Collection entries:
..............................

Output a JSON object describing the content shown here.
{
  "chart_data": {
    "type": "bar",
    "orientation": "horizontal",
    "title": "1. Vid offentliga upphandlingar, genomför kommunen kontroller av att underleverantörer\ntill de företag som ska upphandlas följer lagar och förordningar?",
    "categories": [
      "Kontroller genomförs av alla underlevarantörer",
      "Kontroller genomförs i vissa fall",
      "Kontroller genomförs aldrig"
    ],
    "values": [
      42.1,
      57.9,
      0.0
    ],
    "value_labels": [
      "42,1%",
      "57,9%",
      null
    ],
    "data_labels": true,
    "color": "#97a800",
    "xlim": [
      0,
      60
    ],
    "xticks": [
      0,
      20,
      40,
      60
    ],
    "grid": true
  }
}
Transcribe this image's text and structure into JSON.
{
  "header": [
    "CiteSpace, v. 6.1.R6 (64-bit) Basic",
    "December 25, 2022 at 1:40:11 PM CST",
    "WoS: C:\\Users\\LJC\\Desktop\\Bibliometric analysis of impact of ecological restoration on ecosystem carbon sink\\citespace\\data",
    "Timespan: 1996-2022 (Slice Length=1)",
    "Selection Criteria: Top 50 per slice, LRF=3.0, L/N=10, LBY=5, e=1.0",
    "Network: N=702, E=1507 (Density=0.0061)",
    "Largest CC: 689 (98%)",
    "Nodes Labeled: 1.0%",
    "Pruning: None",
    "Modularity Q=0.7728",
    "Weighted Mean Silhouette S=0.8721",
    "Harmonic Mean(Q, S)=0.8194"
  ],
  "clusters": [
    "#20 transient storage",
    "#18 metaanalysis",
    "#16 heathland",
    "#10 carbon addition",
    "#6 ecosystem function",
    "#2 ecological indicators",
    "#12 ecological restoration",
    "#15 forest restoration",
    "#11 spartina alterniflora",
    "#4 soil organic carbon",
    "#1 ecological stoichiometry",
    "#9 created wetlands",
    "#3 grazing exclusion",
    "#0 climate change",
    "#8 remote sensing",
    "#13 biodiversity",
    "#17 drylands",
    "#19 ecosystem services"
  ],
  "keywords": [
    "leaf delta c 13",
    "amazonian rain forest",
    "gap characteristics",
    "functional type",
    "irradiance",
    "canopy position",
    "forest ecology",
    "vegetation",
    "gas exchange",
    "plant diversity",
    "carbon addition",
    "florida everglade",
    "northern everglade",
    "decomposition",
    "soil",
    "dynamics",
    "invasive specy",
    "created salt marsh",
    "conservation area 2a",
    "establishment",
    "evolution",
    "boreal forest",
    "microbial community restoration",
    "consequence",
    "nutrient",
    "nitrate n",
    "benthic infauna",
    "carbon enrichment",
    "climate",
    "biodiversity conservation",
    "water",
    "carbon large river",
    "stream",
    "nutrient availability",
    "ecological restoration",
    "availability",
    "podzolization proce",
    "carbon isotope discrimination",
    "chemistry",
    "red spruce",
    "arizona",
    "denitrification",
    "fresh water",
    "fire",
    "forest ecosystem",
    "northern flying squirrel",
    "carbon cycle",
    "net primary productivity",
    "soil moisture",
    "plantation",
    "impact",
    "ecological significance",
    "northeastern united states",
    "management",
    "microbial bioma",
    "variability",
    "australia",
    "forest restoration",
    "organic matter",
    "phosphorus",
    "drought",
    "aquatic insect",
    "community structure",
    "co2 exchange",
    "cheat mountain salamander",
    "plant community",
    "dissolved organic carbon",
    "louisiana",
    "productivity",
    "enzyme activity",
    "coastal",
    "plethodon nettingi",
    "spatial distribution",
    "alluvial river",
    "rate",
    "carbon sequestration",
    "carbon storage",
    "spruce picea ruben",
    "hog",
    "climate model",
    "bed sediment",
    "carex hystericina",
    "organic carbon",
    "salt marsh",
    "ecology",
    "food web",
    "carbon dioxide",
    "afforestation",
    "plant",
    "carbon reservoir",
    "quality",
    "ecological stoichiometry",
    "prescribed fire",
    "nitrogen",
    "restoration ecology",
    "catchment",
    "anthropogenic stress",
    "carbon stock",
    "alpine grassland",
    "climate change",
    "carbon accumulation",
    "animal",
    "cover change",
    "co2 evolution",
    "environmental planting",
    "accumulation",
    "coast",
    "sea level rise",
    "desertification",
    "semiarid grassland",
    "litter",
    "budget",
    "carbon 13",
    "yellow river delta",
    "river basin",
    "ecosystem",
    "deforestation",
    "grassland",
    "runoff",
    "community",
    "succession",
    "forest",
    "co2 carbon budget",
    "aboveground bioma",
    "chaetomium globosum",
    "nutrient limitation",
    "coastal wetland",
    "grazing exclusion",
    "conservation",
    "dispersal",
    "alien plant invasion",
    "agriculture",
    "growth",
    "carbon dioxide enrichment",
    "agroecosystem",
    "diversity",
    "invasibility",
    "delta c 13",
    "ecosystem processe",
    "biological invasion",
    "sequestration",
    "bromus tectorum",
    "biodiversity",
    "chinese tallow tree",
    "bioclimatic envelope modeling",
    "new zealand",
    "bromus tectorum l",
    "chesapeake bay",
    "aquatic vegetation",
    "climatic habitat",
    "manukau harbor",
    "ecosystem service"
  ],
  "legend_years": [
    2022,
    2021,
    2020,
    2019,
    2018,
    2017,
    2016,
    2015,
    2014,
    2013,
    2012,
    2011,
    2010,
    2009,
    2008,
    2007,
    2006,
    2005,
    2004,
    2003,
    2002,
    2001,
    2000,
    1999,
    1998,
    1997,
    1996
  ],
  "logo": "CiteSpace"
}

..............................

## [WHAT YOU SHOULD DO]
Wherever the string "sequestration" shows up in a line of the records, count that line once. Report the total alone.

## [OUTPUT]
2